[BEGIN]

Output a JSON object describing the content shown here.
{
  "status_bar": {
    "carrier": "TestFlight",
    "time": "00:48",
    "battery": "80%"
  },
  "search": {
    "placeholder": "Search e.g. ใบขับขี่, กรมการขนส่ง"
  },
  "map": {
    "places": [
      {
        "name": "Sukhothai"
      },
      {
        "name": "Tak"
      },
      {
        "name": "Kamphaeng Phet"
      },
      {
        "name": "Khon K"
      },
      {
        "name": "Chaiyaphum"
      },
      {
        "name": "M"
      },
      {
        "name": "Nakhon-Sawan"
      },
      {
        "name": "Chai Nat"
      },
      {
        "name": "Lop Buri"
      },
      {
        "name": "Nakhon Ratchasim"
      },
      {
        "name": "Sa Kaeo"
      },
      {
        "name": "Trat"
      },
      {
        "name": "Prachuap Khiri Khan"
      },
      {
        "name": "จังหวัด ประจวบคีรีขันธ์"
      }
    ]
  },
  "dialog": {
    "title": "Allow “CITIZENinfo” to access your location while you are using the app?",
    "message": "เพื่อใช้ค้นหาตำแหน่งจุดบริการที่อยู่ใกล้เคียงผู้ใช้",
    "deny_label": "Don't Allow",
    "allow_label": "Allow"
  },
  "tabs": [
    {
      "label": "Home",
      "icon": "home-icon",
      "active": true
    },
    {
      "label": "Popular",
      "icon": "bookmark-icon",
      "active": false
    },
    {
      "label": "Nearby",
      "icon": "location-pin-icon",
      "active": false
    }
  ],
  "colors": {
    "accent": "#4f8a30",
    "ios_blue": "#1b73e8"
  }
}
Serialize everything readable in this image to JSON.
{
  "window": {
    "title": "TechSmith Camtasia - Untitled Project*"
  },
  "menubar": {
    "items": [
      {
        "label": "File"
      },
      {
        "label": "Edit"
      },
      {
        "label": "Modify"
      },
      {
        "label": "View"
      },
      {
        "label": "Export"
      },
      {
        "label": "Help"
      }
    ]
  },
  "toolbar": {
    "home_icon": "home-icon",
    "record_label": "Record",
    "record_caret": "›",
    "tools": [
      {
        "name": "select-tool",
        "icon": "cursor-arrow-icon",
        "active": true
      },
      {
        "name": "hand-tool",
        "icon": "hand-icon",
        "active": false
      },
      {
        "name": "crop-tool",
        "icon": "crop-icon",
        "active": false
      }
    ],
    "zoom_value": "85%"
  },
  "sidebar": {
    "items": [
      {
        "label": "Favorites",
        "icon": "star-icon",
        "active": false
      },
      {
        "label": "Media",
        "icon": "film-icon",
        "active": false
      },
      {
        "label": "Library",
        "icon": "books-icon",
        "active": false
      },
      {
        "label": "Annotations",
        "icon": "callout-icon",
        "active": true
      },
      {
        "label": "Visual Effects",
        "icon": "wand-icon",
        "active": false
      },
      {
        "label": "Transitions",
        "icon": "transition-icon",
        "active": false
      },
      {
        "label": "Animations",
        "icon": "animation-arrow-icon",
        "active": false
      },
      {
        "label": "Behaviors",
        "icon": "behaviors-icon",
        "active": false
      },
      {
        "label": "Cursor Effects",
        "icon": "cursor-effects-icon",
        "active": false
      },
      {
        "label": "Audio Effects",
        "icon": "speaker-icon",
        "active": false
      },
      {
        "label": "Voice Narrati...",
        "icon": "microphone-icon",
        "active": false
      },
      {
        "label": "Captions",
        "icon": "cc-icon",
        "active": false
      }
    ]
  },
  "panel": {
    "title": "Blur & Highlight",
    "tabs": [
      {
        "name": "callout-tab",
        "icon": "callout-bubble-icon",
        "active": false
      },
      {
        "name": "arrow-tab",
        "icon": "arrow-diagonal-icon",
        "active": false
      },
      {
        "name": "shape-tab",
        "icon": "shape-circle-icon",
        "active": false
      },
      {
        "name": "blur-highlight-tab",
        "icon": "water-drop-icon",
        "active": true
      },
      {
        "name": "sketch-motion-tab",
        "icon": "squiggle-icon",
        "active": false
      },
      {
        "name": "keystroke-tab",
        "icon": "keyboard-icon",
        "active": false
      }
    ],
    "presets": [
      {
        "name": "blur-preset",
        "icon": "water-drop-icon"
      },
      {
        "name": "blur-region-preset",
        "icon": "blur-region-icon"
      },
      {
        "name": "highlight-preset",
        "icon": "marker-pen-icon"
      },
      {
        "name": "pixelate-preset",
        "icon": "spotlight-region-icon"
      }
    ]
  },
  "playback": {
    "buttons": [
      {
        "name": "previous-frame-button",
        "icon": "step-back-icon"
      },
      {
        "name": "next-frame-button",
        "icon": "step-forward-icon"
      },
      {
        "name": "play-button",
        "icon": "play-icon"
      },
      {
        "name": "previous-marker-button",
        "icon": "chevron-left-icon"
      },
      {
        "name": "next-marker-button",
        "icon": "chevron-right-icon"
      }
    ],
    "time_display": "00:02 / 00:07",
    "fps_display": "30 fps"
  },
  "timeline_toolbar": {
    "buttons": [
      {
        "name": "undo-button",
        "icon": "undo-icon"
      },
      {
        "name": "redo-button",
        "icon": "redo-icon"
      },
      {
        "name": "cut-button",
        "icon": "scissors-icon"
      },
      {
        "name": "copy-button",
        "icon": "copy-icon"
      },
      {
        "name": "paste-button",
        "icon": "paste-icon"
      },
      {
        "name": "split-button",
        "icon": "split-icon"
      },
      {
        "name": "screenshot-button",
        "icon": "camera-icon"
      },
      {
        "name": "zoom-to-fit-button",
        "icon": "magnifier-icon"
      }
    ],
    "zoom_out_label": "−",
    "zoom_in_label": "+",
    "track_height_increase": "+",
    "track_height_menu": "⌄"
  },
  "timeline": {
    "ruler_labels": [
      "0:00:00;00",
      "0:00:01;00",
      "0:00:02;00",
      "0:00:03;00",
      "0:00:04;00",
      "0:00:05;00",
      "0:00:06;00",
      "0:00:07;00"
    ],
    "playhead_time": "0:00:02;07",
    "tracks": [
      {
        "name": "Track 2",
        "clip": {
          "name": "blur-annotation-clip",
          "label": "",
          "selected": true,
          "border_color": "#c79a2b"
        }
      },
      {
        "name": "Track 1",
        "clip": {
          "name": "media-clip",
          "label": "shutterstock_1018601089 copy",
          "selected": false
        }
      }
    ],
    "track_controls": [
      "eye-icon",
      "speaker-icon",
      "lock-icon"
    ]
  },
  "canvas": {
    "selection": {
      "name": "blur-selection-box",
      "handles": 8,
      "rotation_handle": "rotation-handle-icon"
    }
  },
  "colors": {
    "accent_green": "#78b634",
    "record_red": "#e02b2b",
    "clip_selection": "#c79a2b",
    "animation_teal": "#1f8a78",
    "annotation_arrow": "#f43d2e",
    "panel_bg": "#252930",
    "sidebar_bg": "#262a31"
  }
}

[END]

*DIRECTIVE*. Exactly as written above, please repeat the entries.

*TASK ANSWER*.
Output a JSON object describing the content shown here.
{
  "status_bar": {
    "carrier": "TestFlight",
    "time": "00:48",
    "battery": "80%"
  },
  "search": {
    "placeholder": "Search e.g. ใบขับขี่, กรมการขนส่ง"
  },
  "map": {
    "places": [
      {
        "name": "Sukhothai"
      },
      {
        "name": "Tak"
      },
      {
        "name": "Kamphaeng Phet"
      },
      {
        "name": "Khon K"
      },
      {
        "name": "Chaiyaphum"
      },
      {
        "name": "M"
      },
      {
        "name": "Nakhon-Sawan"
      },
      {
        "name": "Chai Nat"
      },
      {
        "name": "Lop Buri"
      },
      {
        "name": "Nakhon Ratchasim"
      },
      {
        "name": "Sa Kaeo"
      },
      {
        "name": "Trat"
      },
      {
        "name": "Prachuap Khiri Khan"
      },
      {
        "name": "จังหวัด ประจวบคีรีขันธ์"
      }
    ]
  },
  "dialog": {
    "title": "Allow “CITIZENinfo” to access your location while you are using the app?",
    "message": "เพื่อใช้ค้นหาตำแหน่งจุดบริการที่อยู่ใกล้เคียงผู้ใช้",
    "deny_label": "Don't Allow",
    "allow_label": "Allow"
  },
  "tabs": [
    {
      "label": "Home",
      "icon": "home-icon",
      "active": true
    },
    {
      "label": "Popular",
      "icon": "bookmark-icon",
      "active": false
    },
    {
      "label": "Nearby",
      "icon": "location-pin-icon",
      "active": false
    }
  ],
  "colors": {
    "accent": "#4f8a30",
    "ios_blue": "#1b73e8"
  }
}
Serialize everything readable in this image to JSON.
{
  "window": {
    "title": "TechSmith Camtasia - Untitled Project*"
  },
  "menubar": {
    "items": [
      {
        "label": "File"
      },
      {
        "label": "Edit"
      },
      {
        "label": "Modify"
      },
      {
        "label": "View"
      },
      {
        "label": "Export"
      },
      {
        "label": "Help"
      }
    ]
  },
  "toolbar": {
    "home_icon": "home-icon",
    "record_label": "Record",
    "record_caret": "›",
    "tools": [
      {
        "name": "select-tool",
        "icon": "cursor-arrow-icon",
        "active": true
      },
      {
        "name": "hand-tool",
        "icon": "hand-icon",
        "active": false
      },
      {
        "name": "crop-tool",
        "icon": "crop-icon",
        "active": false
      }
    ],
    "zoom_value": "85%"
  },
  "sidebar": {
    "items": [
      {
        "label": "Favorites",
        "icon": "star-icon",
        "active": false
      },
      {
        "label": "Media",
        "icon": "film-icon",
        "active": false
      },
      {
        "label": "Library",
        "icon": "books-icon",
        "active": false
      },
      {
        "label": "Annotations",
        "icon": "callout-icon",
        "active": true
      },
      {
        "label": "Visual Effects",
        "icon": "wand-icon",
        "active": false
      },
      {
        "label": "Transitions",
        "icon": "transition-icon",
        "active": false
      },
      {
        "label": "Animations",
        "icon": "animation-arrow-icon",
        "active": false
      },
      {
        "label": "Behaviors",
        "icon": "behaviors-icon",
        "active": false
      },
      {
        "label": "Cursor Effects",
        "icon": "cursor-effects-icon",
        "active": false
      },
      {
        "label": "Audio Effects",
        "icon": "speaker-icon",
        "active": false
      },
      {
        "label": "Voice Narrati...",
        "icon": "microphone-icon",
        "active": false
      },
      {
        "label": "Captions",
        "icon": "cc-icon",
        "active": false
      }
    ]
  },
  "panel": {
    "title": "Blur & Highlight",
    "tabs": [
      {
        "name": "callout-tab",
        "icon": "callout-bubble-icon",
        "active": false
      },
      {
        "name": "arrow-tab",
        "icon": "arrow-diagonal-icon",
        "active": false
      },
      {
        "name": "shape-tab",
        "icon": "shape-circle-icon",
        "active": false
      },
      {
        "name": "blur-highlight-tab",
        "icon": "water-drop-icon",
        "active": true
      },
      {
        "name": "sketch-motion-tab",
        "icon": "squiggle-icon",
        "active": false
      },
      {
        "name": "keystroke-tab",
        "icon": "keyboard-icon",
        "active": false
      }
    ],
    "presets": [
      {
        "name": "blur-preset",
        "icon": "water-drop-icon"
      },
      {
        "name": "blur-region-preset",
        "icon": "blur-region-icon"
      },
      {
        "name": "highlight-preset",
        "icon": "marker-pen-icon"
      },
      {
        "name": "pixelate-preset",
        "icon": "spotlight-region-icon"
      }
    ]
  },
  "playback": {
    "buttons": [
      {
        "name": "previous-frame-button",
        "icon": "step-back-icon"
      },
      {
        "name": "next-frame-button",
        "icon": "step-forward-icon"
      },
      {
        "name": "play-button",
        "icon": "play-icon"
      },
      {
        "name": "previous-marker-button",
        "icon": "chevron-left-icon"
      },
      {
        "name": "next-marker-button",
        "icon": "chevron-right-icon"
      }
    ],
    "time_display": "00:02 / 00:07",
    "fps_display": "30 fps"
  },
  "timeline_toolbar": {
    "buttons": [
      {
        "name": "undo-button",
        "icon": "undo-icon"
      },
      {
        "name": "redo-button",
        "icon": "redo-icon"
      },
      {
        "name": "cut-button",
        "icon": "scissors-icon"
      },
      {
        "name": "copy-button",
        "icon": "copy-icon"
      },
      {
        "name": "paste-button",
        "icon": "paste-icon"
      },
      {
        "name": "split-button",
        "icon": "split-icon"
      },
      {
        "name": "screenshot-button",
        "icon": "camera-icon"
      },
      {
        "name": "zoom-to-fit-button",
        "icon": "magnifier-icon"
      }
    ],
    "zoom_out_label": "−",
    "zoom_in_label": "+",
    "track_height_increase": "+",
    "track_height_menu": "⌄"
  },
  "timeline": {
    "ruler_labels": [
      "0:00:00;00",
      "0:00:01;00",
      "0:00:02;00",
      "0:00:03;00",
      "0:00:04;00",
      "0:00:05;00",
      "0:00:06;00",
      "0:00:07;00"
    ],
    "playhead_time": "0:00:02;07",
    "tracks": [
      {
        "name": "Track 2",
        "clip": {
          "name": "blur-annotation-clip",
          "label": "",
          "selected": true,
          "border_color": "#c79a2b"
        }
      },
      {
        "name": "Track 1",
        "clip": {
          "name": "media-clip",
          "label": "shutterstock_1018601089 copy",
          "selected": false
        }
      }
    ],
    "track_controls": [
      "eye-icon",
      "speaker-icon",
      "lock-icon"
    ]
  },
  "canvas": {
    "selection": {
      "name": "blur-selection-box",
      "handles": 8,
      "rotation_handle": "rotation-handle-icon"
    }
  },
  "colors": {
    "accent_green": "#78b634",
    "record_red": "#e02b2b",
    "clip_selection": "#c79a2b",
    "animation_teal": "#1f8a78",
    "annotation_arrow": "#f43d2e",
    "panel_bg": "#252930",
    "sidebar_bg": "#262a31"
  }
}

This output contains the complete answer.